Request
Write every record out again exactly, and keep images out of it.

Records provided
%%
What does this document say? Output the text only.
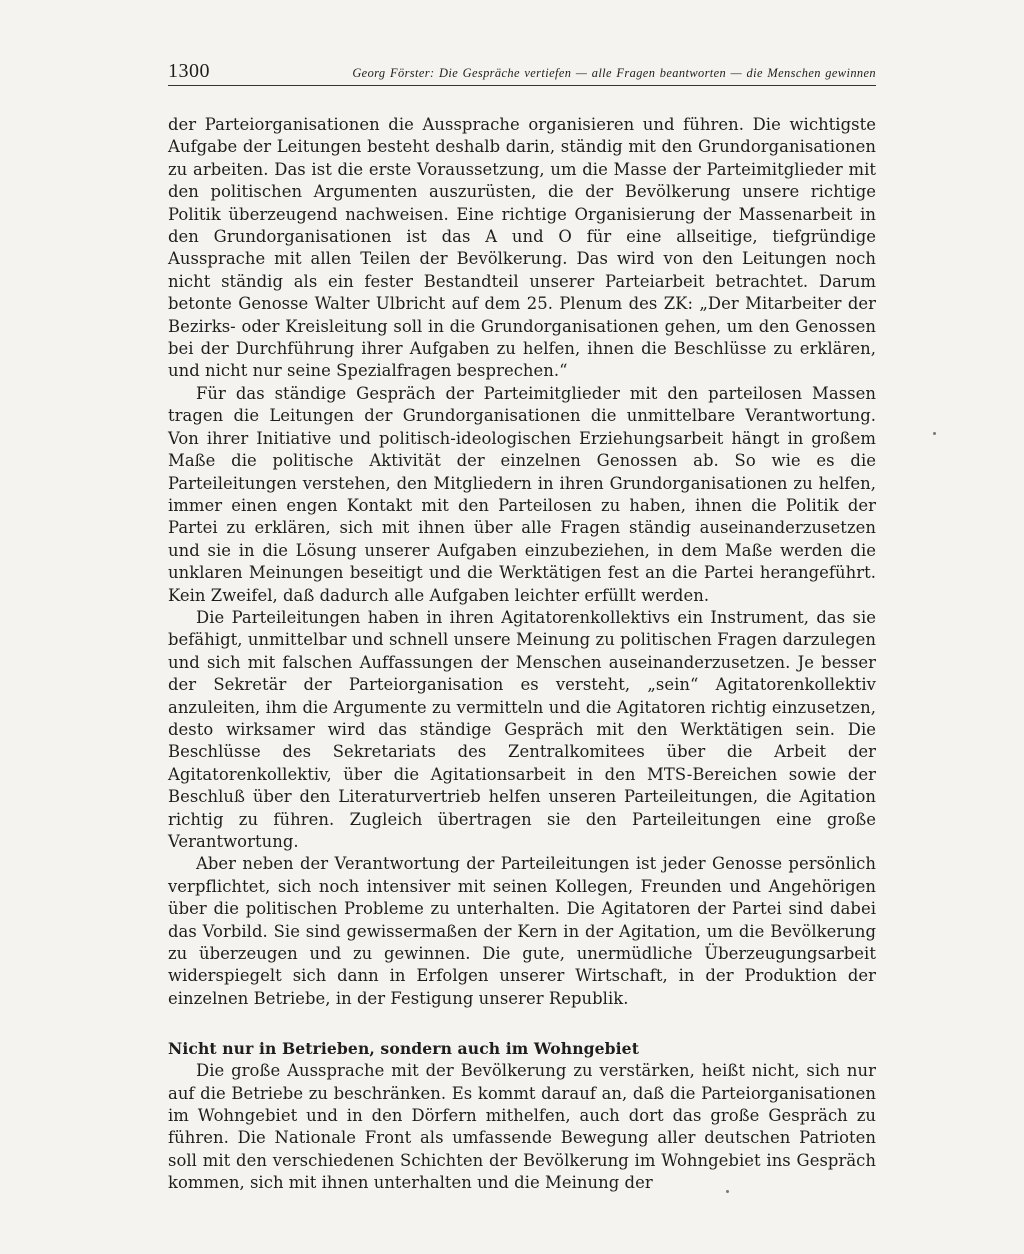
1300	Georg Förster: Die Gespräche vertiefen — alle Fragen beantworten — die Menschen gewinnen

der Parteiorganisationen die Aussprache organisieren und führen. Die wichtigste Aufgabe der Leitungen besteht deshalb darin, ständig mit den Grundorganisationen zu arbeiten. Das ist die erste Voraussetzung, um die Masse der Parteimitglieder mit den politischen Argumenten auszurüsten, die der Bevölkerung unsere richtige Politik überzeugend nachweisen. Eine richtige Organisierung der Massenarbeit in den Grundorganisationen ist das A und O für eine allseitige, tiefgründige Aussprache mit allen Teilen der Bevölkerung. Das wird von den Leitungen noch nicht ständig als ein fester Bestandteil unserer Parteiarbeit betrachtet. Darum betonte Genosse Walter Ulbricht auf dem 25. Plenum des ZK: „Der Mitarbeiter der Bezirks- oder Kreisleitung soll in die Grundorganisationen gehen, um den Genossen bei der Durchführung ihrer Aufgaben zu helfen, ihnen die Beschlüsse zu erklären, und nicht nur seine Spezialfragen besprechen.“

Für das ständige Gespräch der Parteimitglieder mit den parteilosen Massen tragen die Leitungen der Grundorganisationen die unmittelbare Verantwortung. Von ihrer Initiative und politisch-ideologischen Erziehungsarbeit hängt in großem Maße die politische Aktivität der einzelnen Genossen ab. So wie es die Parteileitungen verstehen, den Mitgliedern in ihren Grundorganisationen zu helfen, immer einen engen Kontakt mit den Parteilosen zu haben, ihnen die Politik der Partei zu erklären, sich mit ihnen über alle Fragen ständig auseinanderzusetzen und sie in die Lösung unserer Aufgaben einzubeziehen, in dem Maße werden die unklaren Meinungen beseitigt und die Werktätigen fest an die Partei herangeführt. Kein Zweifel, daß dadurch alle Aufgaben leichter erfüllt werden.

Die Parteileitungen haben in ihren Agitatorenkollektivs ein Instrument, das sie befähigt, unmittelbar und schnell unsere Meinung zu politischen Fragen darzulegen und sich mit falschen Auffassungen der Menschen auseinanderzusetzen. Je besser der Sekretär der Parteiorganisation es versteht, „sein“ Agitatorenkollektiv anzuleiten, ihm die Argumente zu vermitteln und die Agitatoren richtig einzusetzen, desto wirksamer wird das ständige Gespräch mit den Werktätigen sein. Die Beschlüsse des Sekretariats des Zentralkomitees über die Arbeit der Agitatorenkollektiv, über die Agitationsarbeit in den MTS-Bereichen sowie der Beschluß über den Literaturvertrieb helfen unseren Parteileitungen, die Agitation richtig zu führen. Zugleich übertragen sie den Parteileitungen eine große Verantwortung.

Aber neben der Verantwortung der Parteileitungen ist jeder Genosse persönlich verpflichtet, sich noch intensiver mit seinen Kollegen, Freunden und Angehörigen über die politischen Probleme zu unterhalten. Die Agitatoren der Partei sind dabei das Vorbild. Sie sind gewissermaßen der Kern in der Agitation, um die Bevölkerung zu überzeugen und zu gewinnen. Die gute, unermüdliche Überzeugungsarbeit widerspiegelt sich dann in Erfolgen unserer Wirtschaft, in der Produktion der einzelnen Betriebe, in der Festigung unserer Republik.

Nicht nur in Betrieben, sondern auch im Wohngebiet

Die große Aussprache mit der Bevölkerung zu verstärken, heißt nicht, sich nur auf die Betriebe zu beschränken. Es kommt darauf an, daß die Parteiorganisationen im Wohngebiet und in den Dörfern mithelfen, auch dort das große Gespräch zu führen. Die Nationale Front als umfassende Bewegung aller deutschen Patrioten soll mit den verschiedenen Schichten der Bevölkerung im Wohngebiet ins Gespräch kommen, sich mit ihnen unterhalten und die Meinung der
%%
Final answer
What does this document say? Output the text only.
1300	Georg Förster: Die Gespräche vertiefen — alle Fragen beantworten — die Menschen gewinnen

der Parteiorganisationen die Aussprache organisieren und führen. Die wichtigste Aufgabe der Leitungen besteht deshalb darin, ständig mit den Grundorganisationen zu arbeiten. Das ist die erste Voraussetzung, um die Masse der Parteimitglieder mit den politischen Argumenten auszurüsten, die der Bevölkerung unsere richtige Politik überzeugend nachweisen. Eine richtige Organisierung der Massenarbeit in den Grundorganisationen ist das A und O für eine allseitige, tiefgründige Aussprache mit allen Teilen der Bevölkerung. Das wird von den Leitungen noch nicht ständig als ein fester Bestandteil unserer Parteiarbeit betrachtet. Darum betonte Genosse Walter Ulbricht auf dem 25. Plenum des ZK: „Der Mitarbeiter der Bezirks- oder Kreisleitung soll in die Grundorganisationen gehen, um den Genossen bei der Durchführung ihrer Aufgaben zu helfen, ihnen die Beschlüsse zu erklären, und nicht nur seine Spezialfragen besprechen.“

Für das ständige Gespräch der Parteimitglieder mit den parteilosen Massen tragen die Leitungen der Grundorganisationen die unmittelbare Verantwortung. Von ihrer Initiative und politisch-ideologischen Erziehungsarbeit hängt in großem Maße die politische Aktivität der einzelnen Genossen ab. So wie es die Parteileitungen verstehen, den Mitgliedern in ihren Grundorganisationen zu helfen, immer einen engen Kontakt mit den Parteilosen zu haben, ihnen die Politik der Partei zu erklären, sich mit ihnen über alle Fragen ständig auseinanderzusetzen und sie in die Lösung unserer Aufgaben einzubeziehen, in dem Maße werden die unklaren Meinungen beseitigt und die Werktätigen fest an die Partei herangeführt. Kein Zweifel, daß dadurch alle Aufgaben leichter erfüllt werden.

Die Parteileitungen haben in ihren Agitatorenkollektivs ein Instrument, das sie befähigt, unmittelbar und schnell unsere Meinung zu politischen Fragen darzulegen und sich mit falschen Auffassungen der Menschen auseinanderzusetzen. Je besser der Sekretär der Parteiorganisation es versteht, „sein“ Agitatorenkollektiv anzuleiten, ihm die Argumente zu vermitteln und die Agitatoren richtig einzusetzen, desto wirksamer wird das ständige Gespräch mit den Werktätigen sein. Die Beschlüsse des Sekretariats des Zentralkomitees über die Arbeit der Agitatorenkollektiv, über die Agitationsarbeit in den MTS-Bereichen sowie der Beschluß über den Literaturvertrieb helfen unseren Parteileitungen, die Agitation richtig zu führen. Zugleich übertragen sie den Parteileitungen eine große Verantwortung.

Aber neben der Verantwortung der Parteileitungen ist jeder Genosse persönlich verpflichtet, sich noch intensiver mit seinen Kollegen, Freunden und Angehörigen über die politischen Probleme zu unterhalten. Die Agitatoren der Partei sind dabei das Vorbild. Sie sind gewissermaßen der Kern in der Agitation, um die Bevölkerung zu überzeugen und zu gewinnen. Die gute, unermüdliche Überzeugungsarbeit widerspiegelt sich dann in Erfolgen unserer Wirtschaft, in der Produktion der einzelnen Betriebe, in der Festigung unserer Republik.

Nicht nur in Betrieben, sondern auch im Wohngebiet

Die große Aussprache mit der Bevölkerung zu verstärken, heißt nicht, sich nur auf die Betriebe zu beschränken. Es kommt darauf an, daß die Parteiorganisationen im Wohngebiet und in den Dörfern mithelfen, auch dort das große Gespräch zu führen. Die Nationale Front als umfassende Bewegung aller deutschen Patrioten soll mit den verschiedenen Schichten der Bevölkerung im Wohngebiet ins Gespräch kommen, sich mit ihnen unterhalten und die Meinung der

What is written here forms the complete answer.